◆ What you should do
Give only the number of lines in the records below that contain the word "Advisor".

(Recorded data)
* * * * * * * * *

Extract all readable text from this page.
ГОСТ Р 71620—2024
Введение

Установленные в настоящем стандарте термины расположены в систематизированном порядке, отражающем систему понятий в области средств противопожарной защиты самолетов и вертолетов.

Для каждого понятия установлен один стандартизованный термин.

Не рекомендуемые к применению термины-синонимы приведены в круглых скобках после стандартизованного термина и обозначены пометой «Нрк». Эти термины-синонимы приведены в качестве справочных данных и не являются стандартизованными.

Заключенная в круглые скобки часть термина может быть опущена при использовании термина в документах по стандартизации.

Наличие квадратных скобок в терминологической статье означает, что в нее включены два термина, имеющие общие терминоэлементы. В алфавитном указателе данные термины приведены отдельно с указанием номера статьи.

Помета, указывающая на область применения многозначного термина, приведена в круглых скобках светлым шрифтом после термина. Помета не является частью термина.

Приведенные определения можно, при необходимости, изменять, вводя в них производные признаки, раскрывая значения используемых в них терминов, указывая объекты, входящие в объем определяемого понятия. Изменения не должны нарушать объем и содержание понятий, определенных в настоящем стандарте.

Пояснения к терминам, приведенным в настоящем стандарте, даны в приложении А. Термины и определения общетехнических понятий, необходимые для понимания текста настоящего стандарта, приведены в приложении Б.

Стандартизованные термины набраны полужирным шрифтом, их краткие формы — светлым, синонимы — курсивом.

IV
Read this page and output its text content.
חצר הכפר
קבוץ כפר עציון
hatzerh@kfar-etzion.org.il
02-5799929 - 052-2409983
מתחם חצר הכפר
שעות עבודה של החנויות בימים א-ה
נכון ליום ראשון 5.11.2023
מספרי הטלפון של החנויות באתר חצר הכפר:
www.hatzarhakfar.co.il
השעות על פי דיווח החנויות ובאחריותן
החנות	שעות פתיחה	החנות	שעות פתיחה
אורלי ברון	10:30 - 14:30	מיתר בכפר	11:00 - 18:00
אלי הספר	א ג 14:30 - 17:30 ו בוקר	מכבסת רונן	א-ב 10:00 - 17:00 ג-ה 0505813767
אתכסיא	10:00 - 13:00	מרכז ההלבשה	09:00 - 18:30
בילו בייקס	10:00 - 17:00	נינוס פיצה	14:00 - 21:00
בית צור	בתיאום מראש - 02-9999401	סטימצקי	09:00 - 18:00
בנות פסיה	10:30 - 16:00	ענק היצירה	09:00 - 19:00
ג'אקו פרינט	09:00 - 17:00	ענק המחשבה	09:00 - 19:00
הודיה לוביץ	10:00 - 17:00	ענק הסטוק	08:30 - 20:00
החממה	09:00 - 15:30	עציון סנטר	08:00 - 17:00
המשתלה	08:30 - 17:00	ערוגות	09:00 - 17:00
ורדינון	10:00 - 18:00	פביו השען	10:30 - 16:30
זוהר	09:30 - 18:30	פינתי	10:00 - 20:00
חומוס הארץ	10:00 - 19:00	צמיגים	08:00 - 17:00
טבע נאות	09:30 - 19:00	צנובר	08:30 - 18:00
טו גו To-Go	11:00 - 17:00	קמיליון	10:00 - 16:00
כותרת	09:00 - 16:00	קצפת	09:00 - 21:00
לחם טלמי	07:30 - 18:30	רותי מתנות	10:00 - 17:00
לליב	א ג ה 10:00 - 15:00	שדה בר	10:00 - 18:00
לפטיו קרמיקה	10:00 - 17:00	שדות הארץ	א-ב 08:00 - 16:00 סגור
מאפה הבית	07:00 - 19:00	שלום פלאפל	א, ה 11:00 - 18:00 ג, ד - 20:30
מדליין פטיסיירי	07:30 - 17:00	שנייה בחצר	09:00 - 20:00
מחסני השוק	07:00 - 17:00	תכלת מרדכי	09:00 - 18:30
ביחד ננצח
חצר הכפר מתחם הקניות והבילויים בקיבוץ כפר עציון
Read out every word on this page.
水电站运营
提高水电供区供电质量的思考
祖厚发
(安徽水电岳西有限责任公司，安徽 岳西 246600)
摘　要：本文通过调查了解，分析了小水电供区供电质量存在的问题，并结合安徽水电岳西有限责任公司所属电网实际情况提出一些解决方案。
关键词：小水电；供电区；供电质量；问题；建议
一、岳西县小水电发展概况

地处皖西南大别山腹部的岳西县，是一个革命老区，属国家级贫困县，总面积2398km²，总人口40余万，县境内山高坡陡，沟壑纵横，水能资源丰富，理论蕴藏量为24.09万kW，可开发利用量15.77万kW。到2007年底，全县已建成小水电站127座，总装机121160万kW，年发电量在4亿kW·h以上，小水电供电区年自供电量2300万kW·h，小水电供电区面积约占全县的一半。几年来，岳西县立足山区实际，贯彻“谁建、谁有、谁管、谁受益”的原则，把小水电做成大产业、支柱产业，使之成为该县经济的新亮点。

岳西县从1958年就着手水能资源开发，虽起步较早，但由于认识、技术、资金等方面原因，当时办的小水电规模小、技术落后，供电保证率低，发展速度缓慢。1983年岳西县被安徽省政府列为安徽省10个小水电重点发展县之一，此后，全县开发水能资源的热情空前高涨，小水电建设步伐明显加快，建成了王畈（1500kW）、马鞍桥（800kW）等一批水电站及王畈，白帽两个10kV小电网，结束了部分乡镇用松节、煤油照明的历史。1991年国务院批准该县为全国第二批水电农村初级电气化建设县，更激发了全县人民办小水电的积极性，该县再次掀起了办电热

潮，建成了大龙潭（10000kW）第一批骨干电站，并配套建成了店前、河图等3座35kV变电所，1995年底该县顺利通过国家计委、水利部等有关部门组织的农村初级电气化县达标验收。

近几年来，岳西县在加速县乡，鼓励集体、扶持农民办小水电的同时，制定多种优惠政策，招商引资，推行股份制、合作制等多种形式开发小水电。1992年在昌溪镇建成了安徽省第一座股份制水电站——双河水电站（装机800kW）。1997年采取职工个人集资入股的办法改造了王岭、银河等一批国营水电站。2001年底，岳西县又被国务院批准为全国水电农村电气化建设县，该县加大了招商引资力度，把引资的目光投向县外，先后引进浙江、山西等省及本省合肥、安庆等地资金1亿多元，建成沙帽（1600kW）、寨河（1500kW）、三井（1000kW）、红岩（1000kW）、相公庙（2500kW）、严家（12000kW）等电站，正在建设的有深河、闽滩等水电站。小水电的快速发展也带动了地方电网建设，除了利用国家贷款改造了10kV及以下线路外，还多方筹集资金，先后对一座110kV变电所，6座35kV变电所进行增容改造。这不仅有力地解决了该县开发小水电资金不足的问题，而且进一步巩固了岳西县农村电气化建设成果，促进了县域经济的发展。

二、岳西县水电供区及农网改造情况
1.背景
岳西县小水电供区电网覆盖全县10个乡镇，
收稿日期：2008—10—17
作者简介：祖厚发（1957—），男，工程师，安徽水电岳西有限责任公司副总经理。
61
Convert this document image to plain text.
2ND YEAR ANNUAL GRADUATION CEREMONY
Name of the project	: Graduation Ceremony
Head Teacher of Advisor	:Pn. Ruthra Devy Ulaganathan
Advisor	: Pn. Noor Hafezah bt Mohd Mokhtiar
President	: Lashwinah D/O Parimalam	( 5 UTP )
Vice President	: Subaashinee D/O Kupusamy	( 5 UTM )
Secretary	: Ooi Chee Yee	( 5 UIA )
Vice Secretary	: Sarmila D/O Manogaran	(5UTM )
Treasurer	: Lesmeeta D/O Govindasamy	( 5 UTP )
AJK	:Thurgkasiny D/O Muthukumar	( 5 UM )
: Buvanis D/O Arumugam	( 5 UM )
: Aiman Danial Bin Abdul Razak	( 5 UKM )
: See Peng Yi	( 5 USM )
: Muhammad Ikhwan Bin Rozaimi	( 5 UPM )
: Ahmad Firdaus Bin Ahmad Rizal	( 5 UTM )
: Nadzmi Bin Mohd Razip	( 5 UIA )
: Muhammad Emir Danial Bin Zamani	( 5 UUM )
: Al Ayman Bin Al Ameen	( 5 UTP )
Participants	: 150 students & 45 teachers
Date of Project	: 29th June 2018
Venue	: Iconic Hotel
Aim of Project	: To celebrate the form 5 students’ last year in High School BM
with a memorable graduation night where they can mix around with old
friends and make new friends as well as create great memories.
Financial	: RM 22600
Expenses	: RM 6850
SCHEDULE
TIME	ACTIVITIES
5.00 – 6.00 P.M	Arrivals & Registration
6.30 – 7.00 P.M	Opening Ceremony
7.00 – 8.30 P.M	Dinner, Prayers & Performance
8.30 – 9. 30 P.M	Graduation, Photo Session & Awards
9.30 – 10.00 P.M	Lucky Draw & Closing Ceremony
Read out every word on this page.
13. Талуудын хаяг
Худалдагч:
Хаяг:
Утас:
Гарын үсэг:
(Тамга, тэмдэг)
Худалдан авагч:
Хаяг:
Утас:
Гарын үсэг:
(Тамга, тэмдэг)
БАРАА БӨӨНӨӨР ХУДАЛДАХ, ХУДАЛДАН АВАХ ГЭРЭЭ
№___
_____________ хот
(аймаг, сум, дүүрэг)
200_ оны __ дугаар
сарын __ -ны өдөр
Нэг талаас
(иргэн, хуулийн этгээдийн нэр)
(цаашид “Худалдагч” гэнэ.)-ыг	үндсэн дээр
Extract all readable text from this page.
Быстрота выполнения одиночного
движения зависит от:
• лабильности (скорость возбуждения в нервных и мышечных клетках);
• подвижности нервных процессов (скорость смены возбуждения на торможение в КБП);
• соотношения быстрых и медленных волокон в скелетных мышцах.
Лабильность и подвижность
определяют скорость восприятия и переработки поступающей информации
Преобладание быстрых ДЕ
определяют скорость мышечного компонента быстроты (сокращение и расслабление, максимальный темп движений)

* * * * * * * * *

◆ Task output
2